====== Dataset rows ======

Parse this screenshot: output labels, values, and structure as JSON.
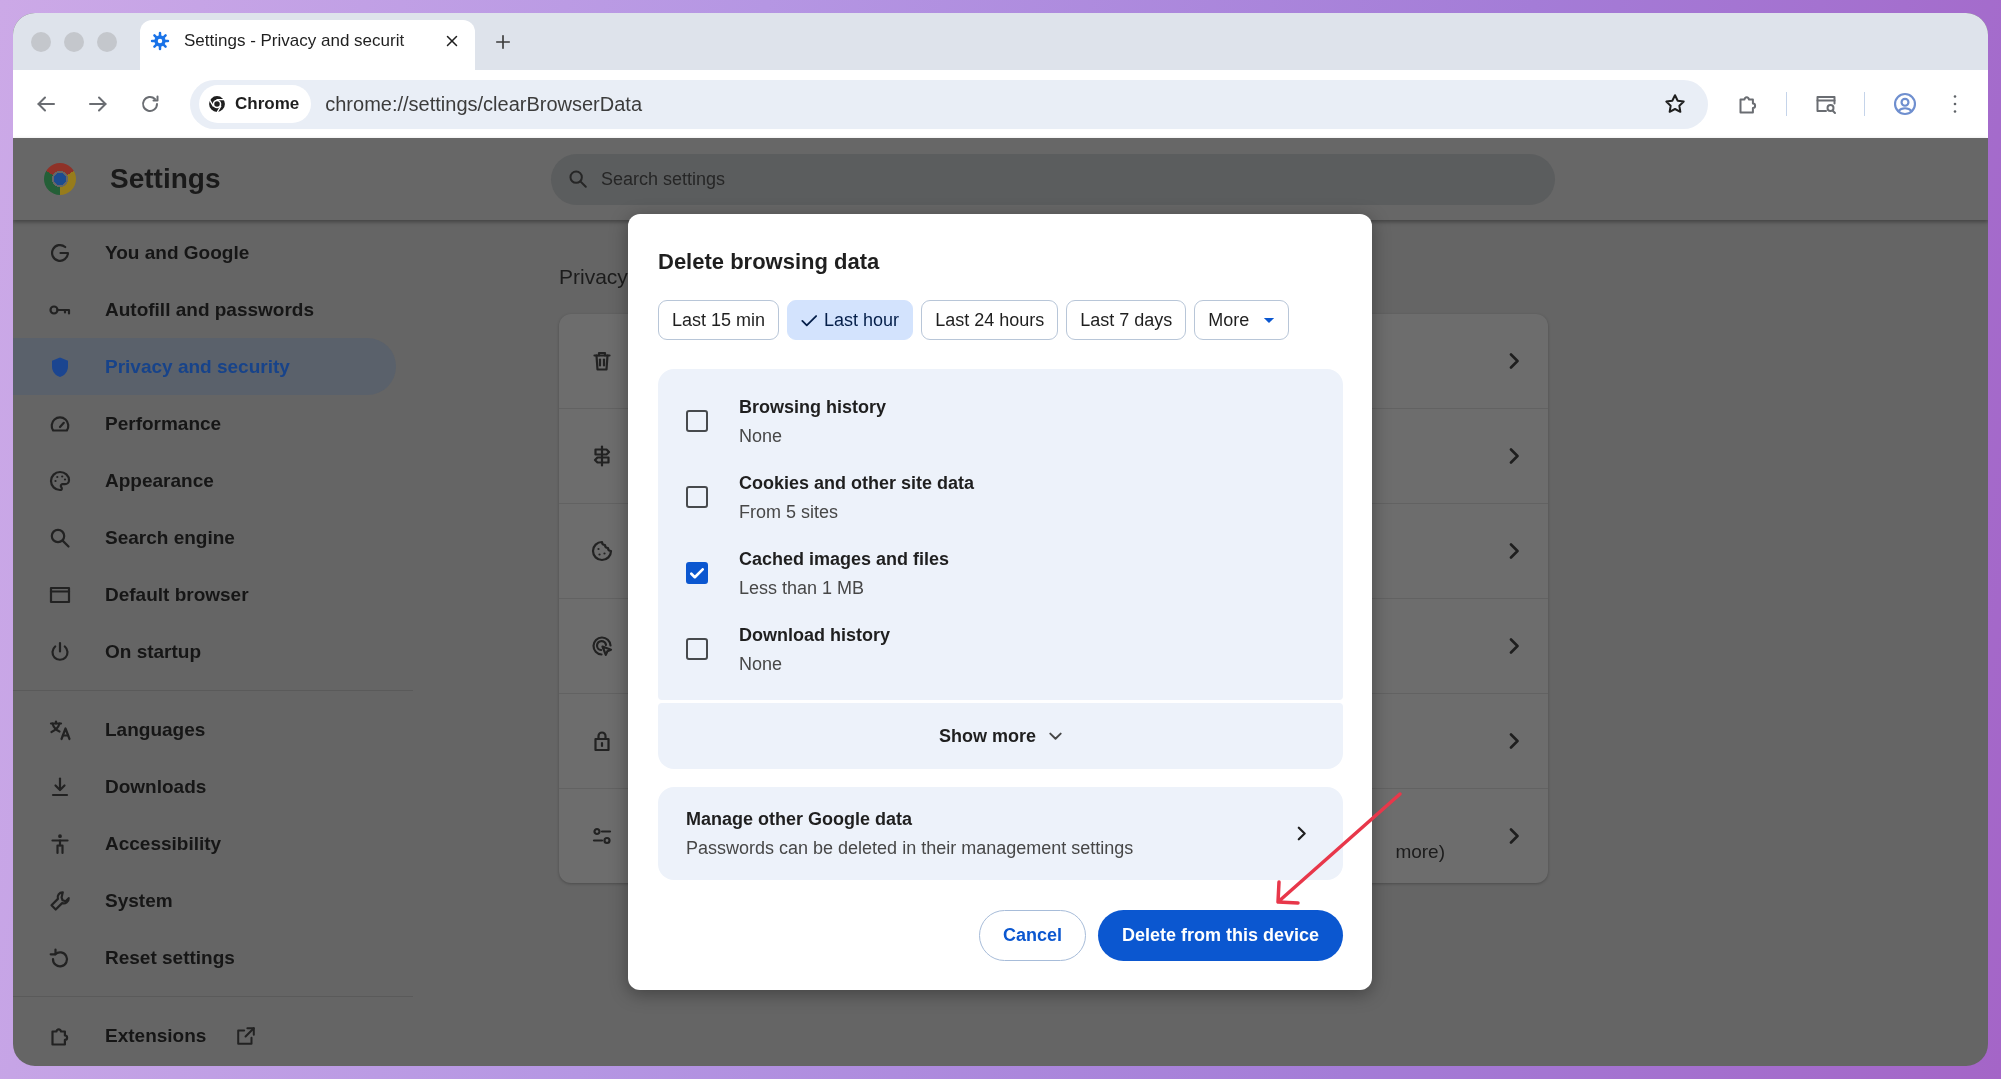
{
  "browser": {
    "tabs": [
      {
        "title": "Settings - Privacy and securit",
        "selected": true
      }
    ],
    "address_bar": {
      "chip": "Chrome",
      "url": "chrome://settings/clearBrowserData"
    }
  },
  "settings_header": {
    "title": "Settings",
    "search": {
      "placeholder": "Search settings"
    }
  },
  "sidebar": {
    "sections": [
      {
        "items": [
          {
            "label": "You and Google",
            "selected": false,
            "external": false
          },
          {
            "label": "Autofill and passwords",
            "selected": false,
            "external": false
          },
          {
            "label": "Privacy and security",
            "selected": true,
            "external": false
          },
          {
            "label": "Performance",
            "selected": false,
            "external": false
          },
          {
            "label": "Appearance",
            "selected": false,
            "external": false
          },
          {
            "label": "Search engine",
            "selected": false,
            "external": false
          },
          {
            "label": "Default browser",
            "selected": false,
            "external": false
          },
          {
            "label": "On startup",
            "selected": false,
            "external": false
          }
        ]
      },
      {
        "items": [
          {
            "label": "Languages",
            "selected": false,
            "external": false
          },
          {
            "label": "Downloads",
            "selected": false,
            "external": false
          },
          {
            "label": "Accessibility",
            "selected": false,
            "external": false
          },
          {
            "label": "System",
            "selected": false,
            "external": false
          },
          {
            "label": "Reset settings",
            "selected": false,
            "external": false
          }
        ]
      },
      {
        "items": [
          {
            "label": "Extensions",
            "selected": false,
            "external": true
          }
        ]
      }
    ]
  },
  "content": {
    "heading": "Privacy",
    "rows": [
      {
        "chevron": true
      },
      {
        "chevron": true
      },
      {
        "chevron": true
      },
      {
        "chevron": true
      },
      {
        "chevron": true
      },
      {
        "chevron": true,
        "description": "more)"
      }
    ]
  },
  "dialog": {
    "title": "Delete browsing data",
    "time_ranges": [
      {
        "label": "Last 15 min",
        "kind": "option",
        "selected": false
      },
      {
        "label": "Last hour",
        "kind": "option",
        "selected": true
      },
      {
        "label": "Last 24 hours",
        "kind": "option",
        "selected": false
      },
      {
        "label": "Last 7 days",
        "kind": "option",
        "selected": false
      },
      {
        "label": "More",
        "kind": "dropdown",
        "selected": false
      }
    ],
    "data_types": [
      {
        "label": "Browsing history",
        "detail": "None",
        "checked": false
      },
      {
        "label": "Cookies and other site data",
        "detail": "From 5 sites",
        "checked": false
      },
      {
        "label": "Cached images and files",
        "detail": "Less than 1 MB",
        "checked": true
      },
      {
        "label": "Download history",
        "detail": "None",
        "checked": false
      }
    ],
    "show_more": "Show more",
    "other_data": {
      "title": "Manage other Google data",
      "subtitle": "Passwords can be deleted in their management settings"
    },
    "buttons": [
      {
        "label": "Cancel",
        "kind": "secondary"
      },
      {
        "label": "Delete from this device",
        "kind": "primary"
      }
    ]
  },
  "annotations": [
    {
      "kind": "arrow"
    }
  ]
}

======
====== Dataset rows ======

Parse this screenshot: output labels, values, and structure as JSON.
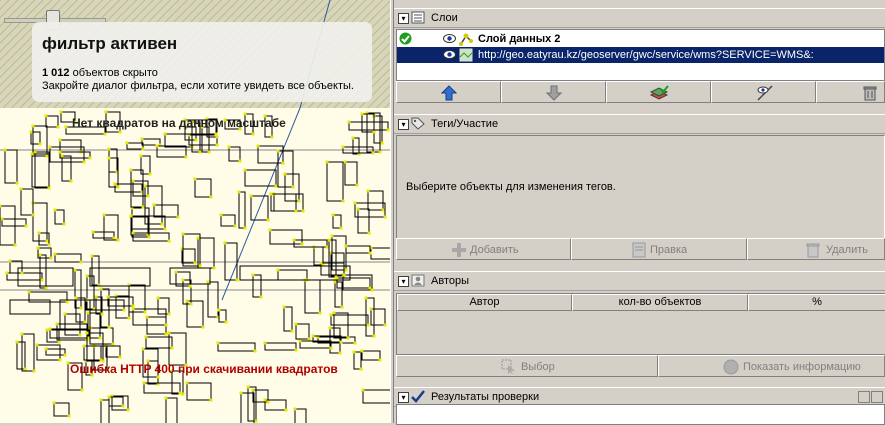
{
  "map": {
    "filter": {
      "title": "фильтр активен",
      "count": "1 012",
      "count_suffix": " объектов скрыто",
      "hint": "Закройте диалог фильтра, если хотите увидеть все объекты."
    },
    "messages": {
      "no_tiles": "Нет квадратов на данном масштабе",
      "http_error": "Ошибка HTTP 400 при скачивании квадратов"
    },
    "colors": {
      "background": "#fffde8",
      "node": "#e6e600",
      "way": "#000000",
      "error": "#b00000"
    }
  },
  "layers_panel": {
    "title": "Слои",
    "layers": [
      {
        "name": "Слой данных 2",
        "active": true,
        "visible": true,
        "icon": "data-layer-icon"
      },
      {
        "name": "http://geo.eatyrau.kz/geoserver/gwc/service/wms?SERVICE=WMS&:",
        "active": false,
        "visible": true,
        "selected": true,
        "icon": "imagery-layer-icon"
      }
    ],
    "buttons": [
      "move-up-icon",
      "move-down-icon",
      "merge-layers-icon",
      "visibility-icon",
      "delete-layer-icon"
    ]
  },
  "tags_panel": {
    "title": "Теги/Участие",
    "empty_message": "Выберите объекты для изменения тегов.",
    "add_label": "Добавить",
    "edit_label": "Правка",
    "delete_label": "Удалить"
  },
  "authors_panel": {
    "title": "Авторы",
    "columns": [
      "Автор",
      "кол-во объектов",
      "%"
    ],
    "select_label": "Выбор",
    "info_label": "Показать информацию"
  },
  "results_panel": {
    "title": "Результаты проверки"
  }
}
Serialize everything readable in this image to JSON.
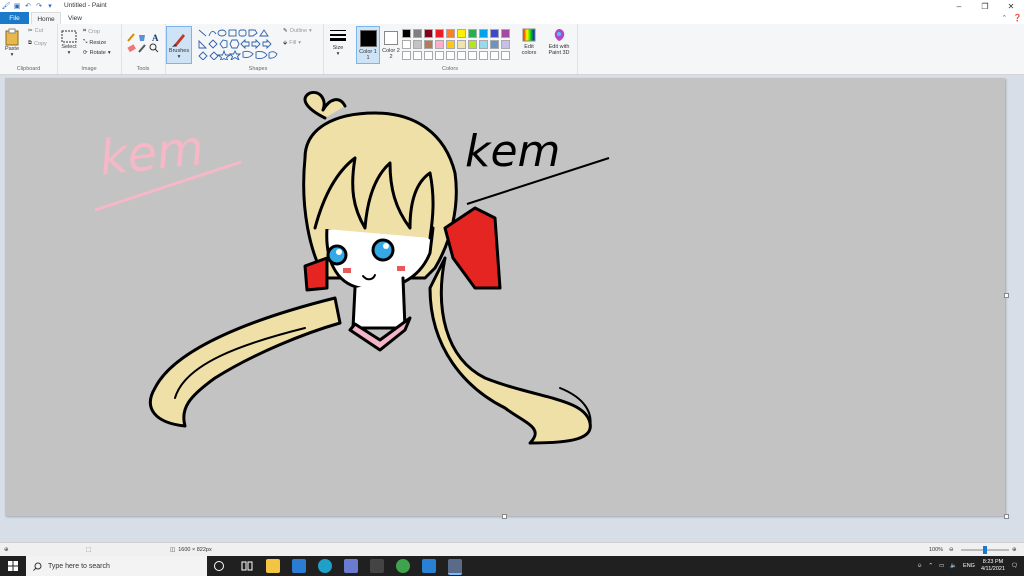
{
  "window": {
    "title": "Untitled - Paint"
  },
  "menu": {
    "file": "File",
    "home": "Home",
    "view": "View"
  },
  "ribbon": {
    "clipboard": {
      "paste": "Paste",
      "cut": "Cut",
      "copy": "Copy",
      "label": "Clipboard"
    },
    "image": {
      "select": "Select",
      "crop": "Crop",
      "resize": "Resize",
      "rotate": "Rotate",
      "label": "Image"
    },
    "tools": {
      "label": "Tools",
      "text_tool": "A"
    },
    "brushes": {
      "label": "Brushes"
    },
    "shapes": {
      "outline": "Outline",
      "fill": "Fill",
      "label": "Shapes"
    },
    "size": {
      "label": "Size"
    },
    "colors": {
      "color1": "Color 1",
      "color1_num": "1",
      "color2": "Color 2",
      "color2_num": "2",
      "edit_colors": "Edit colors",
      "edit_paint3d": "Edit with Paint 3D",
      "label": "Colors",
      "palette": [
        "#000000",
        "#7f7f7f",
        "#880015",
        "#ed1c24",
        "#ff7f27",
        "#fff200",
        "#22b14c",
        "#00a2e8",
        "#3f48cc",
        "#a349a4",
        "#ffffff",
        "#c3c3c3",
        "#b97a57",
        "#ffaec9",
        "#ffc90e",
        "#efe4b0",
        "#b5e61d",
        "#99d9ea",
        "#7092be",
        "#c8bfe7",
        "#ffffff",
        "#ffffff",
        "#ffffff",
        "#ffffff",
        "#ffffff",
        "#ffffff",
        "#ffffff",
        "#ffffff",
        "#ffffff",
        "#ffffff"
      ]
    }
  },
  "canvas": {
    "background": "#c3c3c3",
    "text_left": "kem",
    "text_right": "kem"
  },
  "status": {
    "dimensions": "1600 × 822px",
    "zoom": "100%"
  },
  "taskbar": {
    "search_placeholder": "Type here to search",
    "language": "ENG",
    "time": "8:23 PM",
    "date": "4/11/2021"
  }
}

======

> _Requirements_: In the data above, count the lines where the word "detail" appears; reply with the number only.

> _Full output_: 4